The records below hold pictures; please leave those out and retype the rest exactly.

++++++++

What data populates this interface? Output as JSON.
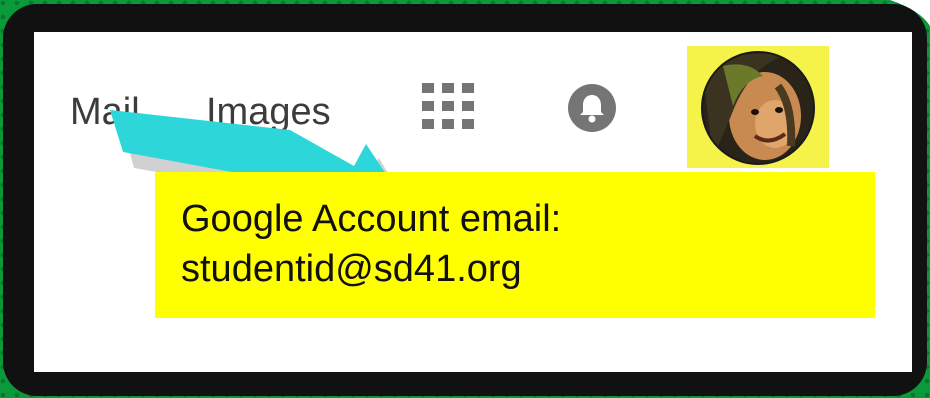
{
  "header": {
    "links": [
      {
        "label": "Mail"
      },
      {
        "label": "Images"
      }
    ],
    "apps_icon": "apps-grid-icon",
    "notifications_icon": "bell-icon",
    "account_avatar": "account-avatar"
  },
  "callout": {
    "line1": "Google Account email:",
    "line2": "studentid@sd41.org"
  },
  "colors": {
    "background": "#0a9a3a",
    "frame": "#111111",
    "arrow": "#2dd6d8",
    "callout": "#ffff00",
    "avatar_highlight": "#f5f24a",
    "icon_gray": "#757575"
  }
}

++++++++

• _RESPONSE TO THIS EXERCISE_:
What data populates this interface? Output as JSON.
{
  "header": {
    "links": [
      {
        "label": "Mail"
      },
      {
        "label": "Images"
      }
    ],
    "apps_icon": "apps-grid-icon",
    "notifications_icon": "bell-icon",
    "account_avatar": "account-avatar"
  },
  "callout": {
    "line1": "Google Account email:",
    "line2": "studentid@sd41.org"
  },
  "colors": {
    "background": "#0a9a3a",
    "frame": "#111111",
    "arrow": "#2dd6d8",
    "callout": "#ffff00",
    "avatar_highlight": "#f5f24a",
    "icon_gray": "#757575"
  }
}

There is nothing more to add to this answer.